TASK DETAILS: Retype each record shown below, leaving every character as it is.

Extracted data entries
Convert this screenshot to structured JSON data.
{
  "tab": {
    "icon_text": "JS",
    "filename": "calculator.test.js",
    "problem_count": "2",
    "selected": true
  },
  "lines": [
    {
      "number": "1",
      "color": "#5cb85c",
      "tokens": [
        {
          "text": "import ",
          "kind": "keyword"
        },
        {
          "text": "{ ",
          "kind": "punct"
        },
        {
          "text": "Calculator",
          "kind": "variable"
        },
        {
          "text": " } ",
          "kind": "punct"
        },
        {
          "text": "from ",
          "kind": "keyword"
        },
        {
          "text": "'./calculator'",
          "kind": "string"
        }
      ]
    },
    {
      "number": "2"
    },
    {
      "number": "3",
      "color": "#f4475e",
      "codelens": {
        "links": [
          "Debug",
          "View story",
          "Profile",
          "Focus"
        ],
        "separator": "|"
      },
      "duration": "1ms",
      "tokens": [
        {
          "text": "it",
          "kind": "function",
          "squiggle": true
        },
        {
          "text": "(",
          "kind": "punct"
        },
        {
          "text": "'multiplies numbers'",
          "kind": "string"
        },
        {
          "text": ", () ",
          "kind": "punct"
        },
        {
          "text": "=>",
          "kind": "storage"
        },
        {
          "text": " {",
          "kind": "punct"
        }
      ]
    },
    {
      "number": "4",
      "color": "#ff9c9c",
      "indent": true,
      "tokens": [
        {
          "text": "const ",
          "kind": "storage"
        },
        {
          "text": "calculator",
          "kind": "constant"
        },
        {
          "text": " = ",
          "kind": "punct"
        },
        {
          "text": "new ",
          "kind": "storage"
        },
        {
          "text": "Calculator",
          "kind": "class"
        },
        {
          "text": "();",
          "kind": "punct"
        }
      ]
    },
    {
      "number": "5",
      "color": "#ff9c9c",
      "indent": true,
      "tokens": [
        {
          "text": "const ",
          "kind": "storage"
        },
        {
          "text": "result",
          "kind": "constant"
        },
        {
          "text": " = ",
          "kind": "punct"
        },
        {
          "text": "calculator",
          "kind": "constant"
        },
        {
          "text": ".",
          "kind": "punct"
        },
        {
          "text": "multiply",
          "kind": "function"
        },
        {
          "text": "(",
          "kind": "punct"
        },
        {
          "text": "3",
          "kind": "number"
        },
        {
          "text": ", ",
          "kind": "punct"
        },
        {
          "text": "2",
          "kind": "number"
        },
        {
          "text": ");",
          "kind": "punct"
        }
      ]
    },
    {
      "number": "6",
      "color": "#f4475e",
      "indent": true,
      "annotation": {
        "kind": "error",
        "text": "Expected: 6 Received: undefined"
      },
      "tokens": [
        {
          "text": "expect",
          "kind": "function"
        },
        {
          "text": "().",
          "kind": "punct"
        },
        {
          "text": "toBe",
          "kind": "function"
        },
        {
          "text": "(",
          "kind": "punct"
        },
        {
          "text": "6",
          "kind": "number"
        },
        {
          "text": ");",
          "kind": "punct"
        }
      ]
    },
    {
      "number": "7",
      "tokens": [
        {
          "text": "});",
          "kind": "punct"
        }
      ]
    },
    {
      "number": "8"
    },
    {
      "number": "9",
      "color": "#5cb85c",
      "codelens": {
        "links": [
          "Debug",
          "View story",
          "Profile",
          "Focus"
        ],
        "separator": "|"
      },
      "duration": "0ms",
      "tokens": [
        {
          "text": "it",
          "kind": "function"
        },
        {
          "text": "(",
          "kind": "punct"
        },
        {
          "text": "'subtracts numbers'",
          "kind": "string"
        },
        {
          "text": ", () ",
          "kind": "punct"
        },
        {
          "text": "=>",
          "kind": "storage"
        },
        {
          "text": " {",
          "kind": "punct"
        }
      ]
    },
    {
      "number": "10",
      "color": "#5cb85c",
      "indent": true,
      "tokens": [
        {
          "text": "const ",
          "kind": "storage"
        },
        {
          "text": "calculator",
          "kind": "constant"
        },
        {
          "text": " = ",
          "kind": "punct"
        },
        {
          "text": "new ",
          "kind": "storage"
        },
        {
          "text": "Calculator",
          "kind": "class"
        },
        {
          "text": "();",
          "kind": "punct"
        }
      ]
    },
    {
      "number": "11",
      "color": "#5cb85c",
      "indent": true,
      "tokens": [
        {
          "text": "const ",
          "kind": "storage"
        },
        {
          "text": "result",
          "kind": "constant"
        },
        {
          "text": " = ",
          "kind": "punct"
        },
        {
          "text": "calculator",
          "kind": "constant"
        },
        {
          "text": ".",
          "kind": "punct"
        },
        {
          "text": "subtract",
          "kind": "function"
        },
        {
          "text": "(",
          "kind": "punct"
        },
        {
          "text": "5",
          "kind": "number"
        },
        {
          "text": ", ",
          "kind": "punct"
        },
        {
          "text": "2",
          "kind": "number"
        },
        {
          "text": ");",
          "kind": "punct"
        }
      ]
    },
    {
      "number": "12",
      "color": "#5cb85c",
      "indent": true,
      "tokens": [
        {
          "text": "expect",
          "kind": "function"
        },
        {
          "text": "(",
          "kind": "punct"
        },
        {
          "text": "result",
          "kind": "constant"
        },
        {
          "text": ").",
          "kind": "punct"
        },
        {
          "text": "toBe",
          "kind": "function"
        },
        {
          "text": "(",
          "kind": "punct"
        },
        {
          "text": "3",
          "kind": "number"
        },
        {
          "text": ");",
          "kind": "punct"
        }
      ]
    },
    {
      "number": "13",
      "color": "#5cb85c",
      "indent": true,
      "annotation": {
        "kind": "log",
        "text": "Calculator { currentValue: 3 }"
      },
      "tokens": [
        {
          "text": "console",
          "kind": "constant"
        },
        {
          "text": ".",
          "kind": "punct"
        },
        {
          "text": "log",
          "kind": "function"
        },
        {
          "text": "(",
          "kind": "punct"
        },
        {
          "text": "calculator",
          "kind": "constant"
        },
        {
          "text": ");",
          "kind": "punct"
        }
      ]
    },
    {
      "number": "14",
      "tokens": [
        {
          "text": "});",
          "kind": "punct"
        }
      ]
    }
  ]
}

FINISHED EXERCISE:
Convert this screenshot to structured JSON data.
{
  "tab": {
    "icon_text": "JS",
    "filename": "calculator.test.js",
    "problem_count": "2",
    "selected": true
  },
  "lines": [
    {
      "number": "1",
      "color": "#5cb85c",
      "tokens": [
        {
          "text": "import ",
          "kind": "keyword"
        },
        {
          "text": "{ ",
          "kind": "punct"
        },
        {
          "text": "Calculator",
          "kind": "variable"
        },
        {
          "text": " } ",
          "kind": "punct"
        },
        {
          "text": "from ",
          "kind": "keyword"
        },
        {
          "text": "'./calculator'",
          "kind": "string"
        }
      ]
    },
    {
      "number": "2"
    },
    {
      "number": "3",
      "color": "#f4475e",
      "codelens": {
        "links": [
          "Debug",
          "View story",
          "Profile",
          "Focus"
        ],
        "separator": "|"
      },
      "duration": "1ms",
      "tokens": [
        {
          "text": "it",
          "kind": "function",
          "squiggle": true
        },
        {
          "text": "(",
          "kind": "punct"
        },
        {
          "text": "'multiplies numbers'",
          "kind": "string"
        },
        {
          "text": ", () ",
          "kind": "punct"
        },
        {
          "text": "=>",
          "kind": "storage"
        },
        {
          "text": " {",
          "kind": "punct"
        }
      ]
    },
    {
      "number": "4",
      "color": "#ff9c9c",
      "indent": true,
      "tokens": [
        {
          "text": "const ",
          "kind": "storage"
        },
        {
          "text": "calculator",
          "kind": "constant"
        },
        {
          "text": " = ",
          "kind": "punct"
        },
        {
          "text": "new ",
          "kind": "storage"
        },
        {
          "text": "Calculator",
          "kind": "class"
        },
        {
          "text": "();",
          "kind": "punct"
        }
      ]
    },
    {
      "number": "5",
      "color": "#ff9c9c",
      "indent": true,
      "tokens": [
        {
          "text": "const ",
          "kind": "storage"
        },
        {
          "text": "result",
          "kind": "constant"
        },
        {
          "text": " = ",
          "kind": "punct"
        },
        {
          "text": "calculator",
          "kind": "constant"
        },
        {
          "text": ".",
          "kind": "punct"
        },
        {
          "text": "multiply",
          "kind": "function"
        },
        {
          "text": "(",
          "kind": "punct"
        },
        {
          "text": "3",
          "kind": "number"
        },
        {
          "text": ", ",
          "kind": "punct"
        },
        {
          "text": "2",
          "kind": "number"
        },
        {
          "text": ");",
          "kind": "punct"
        }
      ]
    },
    {
      "number": "6",
      "color": "#f4475e",
      "indent": true,
      "annotation": {
        "kind": "error",
        "text": "Expected: 6 Received: undefined"
      },
      "tokens": [
        {
          "text": "expect",
          "kind": "function"
        },
        {
          "text": "().",
          "kind": "punct"
        },
        {
          "text": "toBe",
          "kind": "function"
        },
        {
          "text": "(",
          "kind": "punct"
        },
        {
          "text": "6",
          "kind": "number"
        },
        {
          "text": ");",
          "kind": "punct"
        }
      ]
    },
    {
      "number": "7",
      "tokens": [
        {
          "text": "});",
          "kind": "punct"
        }
      ]
    },
    {
      "number": "8"
    },
    {
      "number": "9",
      "color": "#5cb85c",
      "codelens": {
        "links": [
          "Debug",
          "View story",
          "Profile",
          "Focus"
        ],
        "separator": "|"
      },
      "duration": "0ms",
      "tokens": [
        {
          "text": "it",
          "kind": "function"
        },
        {
          "text": "(",
          "kind": "punct"
        },
        {
          "text": "'subtracts numbers'",
          "kind": "string"
        },
        {
          "text": ", () ",
          "kind": "punct"
        },
        {
          "text": "=>",
          "kind": "storage"
        },
        {
          "text": " {",
          "kind": "punct"
        }
      ]
    },
    {
      "number": "10",
      "color": "#5cb85c",
      "indent": true,
      "tokens": [
        {
          "text": "const ",
          "kind": "storage"
        },
        {
          "text": "calculator",
          "kind": "constant"
        },
        {
          "text": " = ",
          "kind": "punct"
        },
        {
          "text": "new ",
          "kind": "storage"
        },
        {
          "text": "Calculator",
          "kind": "class"
        },
        {
          "text": "();",
          "kind": "punct"
        }
      ]
    },
    {
      "number": "11",
      "color": "#5cb85c",
      "indent": true,
      "tokens": [
        {
          "text": "const ",
          "kind": "storage"
        },
        {
          "text": "result",
          "kind": "constant"
        },
        {
          "text": " = ",
          "kind": "punct"
        },
        {
          "text": "calculator",
          "kind": "constant"
        },
        {
          "text": ".",
          "kind": "punct"
        },
        {
          "text": "subtract",
          "kind": "function"
        },
        {
          "text": "(",
          "kind": "punct"
        },
        {
          "text": "5",
          "kind": "number"
        },
        {
          "text": ", ",
          "kind": "punct"
        },
        {
          "text": "2",
          "kind": "number"
        },
        {
          "text": ");",
          "kind": "punct"
        }
      ]
    },
    {
      "number": "12",
      "color": "#5cb85c",
      "indent": true,
      "tokens": [
        {
          "text": "expect",
          "kind": "function"
        },
        {
          "text": "(",
          "kind": "punct"
        },
        {
          "text": "result",
          "kind": "constant"
        },
        {
          "text": ").",
          "kind": "punct"
        },
        {
          "text": "toBe",
          "kind": "function"
        },
        {
          "text": "(",
          "kind": "punct"
        },
        {
          "text": "3",
          "kind": "number"
        },
        {
          "text": ");",
          "kind": "punct"
        }
      ]
    },
    {
      "number": "13",
      "color": "#5cb85c",
      "indent": true,
      "annotation": {
        "kind": "log",
        "text": "Calculator { currentValue: 3 }"
      },
      "tokens": [
        {
          "text": "console",
          "kind": "constant"
        },
        {
          "text": ".",
          "kind": "punct"
        },
        {
          "text": "log",
          "kind": "function"
        },
        {
          "text": "(",
          "kind": "punct"
        },
        {
          "text": "calculator",
          "kind": "constant"
        },
        {
          "text": ");",
          "kind": "punct"
        }
      ]
    },
    {
      "number": "14",
      "tokens": [
        {
          "text": "});",
          "kind": "punct"
        }
      ]
    }
  ]
}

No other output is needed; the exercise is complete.